| EXERCISE DESCRIPTION |
Quote the whole listing exactly. Leave the pictures out of your copy.

━━ INPUT FOR THIS TASK

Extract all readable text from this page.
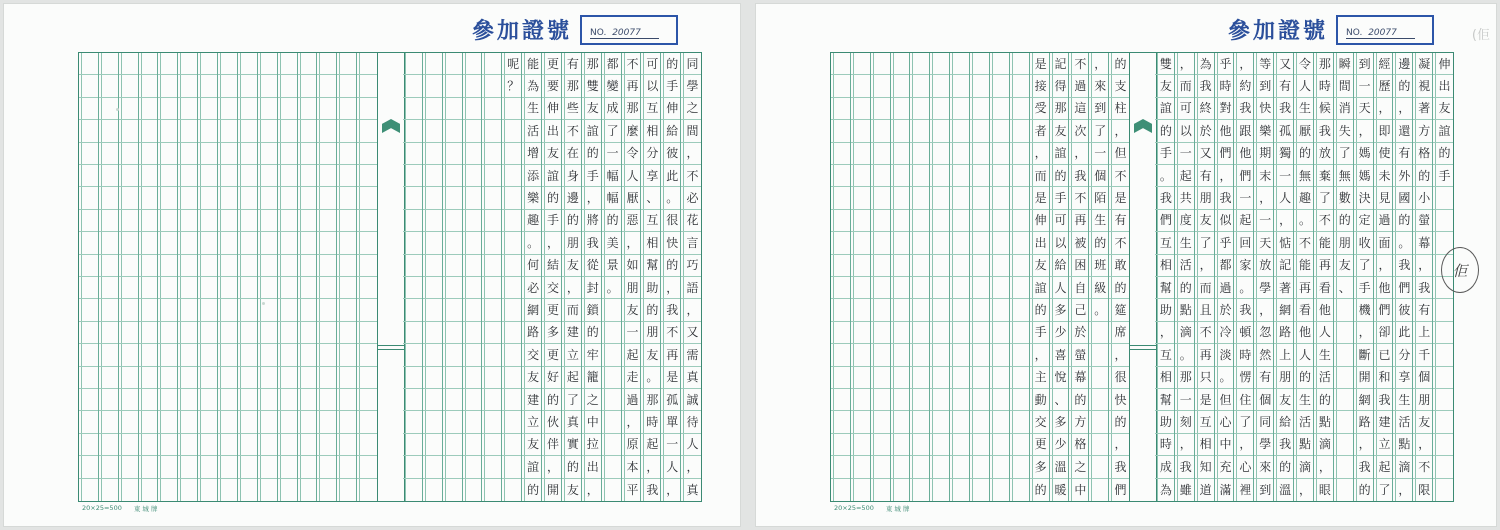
參加證號 NO. 20077
呢
？
能
為
生
活
增
添
樂
趣
。
何
必
網
路
交
友
建
立
友
誼
的
更
要
伸
出
友
誼
的
手
，
結
交
更
多
更
好
的
伙
伴
，
開
有
那
些
不
在
身
邊
的
朋
友
，
而
建
立
起
了
真
實
的
友
那
雙
友
誼
的
手
，
將
我
從
封
鎖
的
牢
籠
之
中
拉
出
，
都
變
成
了
一
幅
幅
的
美
景
。
不
再
那
麼
令
人
厭
惡
，
如
朋
友
一
起
走
過
，
原
本
平
可
以
互
相
分
享
、
互
相
幫
助
的
朋
友
。
那
時
起
，
我
的
手
伸
給
彼
此
。
很
快
的
，
我
不
再
是
孤
單
一
人
，
同
學
之
間
，
不
必
花
言
巧
語
，
又
需
真
誠
待
人
，
真
20×25=500 東 城 牌
參加證號 NO. 20077	(佢
是
接
受
者
，
而
是
伸
出
友
誼
的
手
，
主
動
交
更
多
的
記
得
那
友
誼
的
手
可
以
給
人
多
少
喜
悅
、
多
少
溫
暖
不
過
這
次
，
我
不
再
被
困
自
己
於
螢
幕
的
方
格
之
中
，
來
到
了
一
個
陌
生
的
班
級
。
的
支
柱
，
但
不
是
有
不
敢
的
筵
席
，
很
快
的
，
我
們
雙
友
誼
的
手
。
我
們
互
相
幫
助
，
互
相
幫
助
時
成
為
，
而
可
以
一
起
共
度
生
活
的
點
滴
。
那
一
刻
，
我
雖
為
我
終
於
又
有
朋
友
了
，
而
且
不
再
只
是
互
相
知
道
乎
時
對
他
們
，
我
似
乎
都
過
於
冷
淡
。
但
心
中
充
滿
，
約
我
跟
他
們
一
起
回
家
。
我
頓
時
愣
住
了
，
心
裡
等
到
快
樂
期
末
，
一
天
放
學
，
忽
然
有
個
同
學
來
到
又
有
我
孤
獨
一
人
，
惦
記
著
網
路
上
朋
友
給
我
的
溫
令
人
生
厭
的
無
趣
。
不
能
再
看
他
人
的
生
活
點
滴
，
那
時
候
我
放
棄
了
不
能
再
看
他
人
生
活
的
點
滴
，
眼
瞬
間
消
失
了
無
數
的
朋
友
、
到
一
天
，
媽
媽
決
定
收
了
手
機
，
斷
開
網
路
，
我
的
經
歷
，
即
使
未
見
過
面
，
他
們
卻
已
和
我
建
立
起
了
邊
的
，
還
有
外
國
的
。
我
們
彼
此
分
享
生
活
點
滴
，
凝
視
著
方
格
的
小
螢
幕
，
我
有
上
千
個
朋
友
，
不
限
伸
出
友
誼
的
手
佢
20×25=500 東 城 牌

━━━━

| WRITTEN RESPONSE |
Extract all readable text from this page.
參加證號 NO. 20077
呢
？
能
為
生
活
增
添
樂
趣
。
何
必
網
路
交
友
建
立
友
誼
的
更
要
伸
出
友
誼
的
手
，
結
交
更
多
更
好
的
伙
伴
，
開
有
那
些
不
在
身
邊
的
朋
友
，
而
建
立
起
了
真
實
的
友
那
雙
友
誼
的
手
，
將
我
從
封
鎖
的
牢
籠
之
中
拉
出
，
都
變
成
了
一
幅
幅
的
美
景
。
不
再
那
麼
令
人
厭
惡
，
如
朋
友
一
起
走
過
，
原
本
平
可
以
互
相
分
享
、
互
相
幫
助
的
朋
友
。
那
時
起
，
我
的
手
伸
給
彼
此
。
很
快
的
，
我
不
再
是
孤
單
一
人
，
同
學
之
間
，
不
必
花
言
巧
語
，
又
需
真
誠
待
人
，
真
20×25=500 東 城 牌
參加證號 NO. 20077	(佢
是
接
受
者
，
而
是
伸
出
友
誼
的
手
，
主
動
交
更
多
的
記
得
那
友
誼
的
手
可
以
給
人
多
少
喜
悅
、
多
少
溫
暖
不
過
這
次
，
我
不
再
被
困
自
己
於
螢
幕
的
方
格
之
中
，
來
到
了
一
個
陌
生
的
班
級
。
的
支
柱
，
但
不
是
有
不
敢
的
筵
席
，
很
快
的
，
我
們
雙
友
誼
的
手
。
我
們
互
相
幫
助
，
互
相
幫
助
時
成
為
，
而
可
以
一
起
共
度
生
活
的
點
滴
。
那
一
刻
，
我
雖
為
我
終
於
又
有
朋
友
了
，
而
且
不
再
只
是
互
相
知
道
乎
時
對
他
們
，
我
似
乎
都
過
於
冷
淡
。
但
心
中
充
滿
，
約
我
跟
他
們
一
起
回
家
。
我
頓
時
愣
住
了
，
心
裡
等
到
快
樂
期
末
，
一
天
放
學
，
忽
然
有
個
同
學
來
到
又
有
我
孤
獨
一
人
，
惦
記
著
網
路
上
朋
友
給
我
的
溫
令
人
生
厭
的
無
趣
。
不
能
再
看
他
人
的
生
活
點
滴
，
那
時
候
我
放
棄
了
不
能
再
看
他
人
生
活
的
點
滴
，
眼
瞬
間
消
失
了
無
數
的
朋
友
、
到
一
天
，
媽
媽
決
定
收
了
手
機
，
斷
開
網
路
，
我
的
經
歷
，
即
使
未
見
過
面
，
他
們
卻
已
和
我
建
立
起
了
邊
的
，
還
有
外
國
的
。
我
們
彼
此
分
享
生
活
點
滴
，
凝
視
著
方
格
的
小
螢
幕
，
我
有
上
千
個
朋
友
，
不
限
伸
出
友
誼
的
手
佢
20×25=500 東 城 牌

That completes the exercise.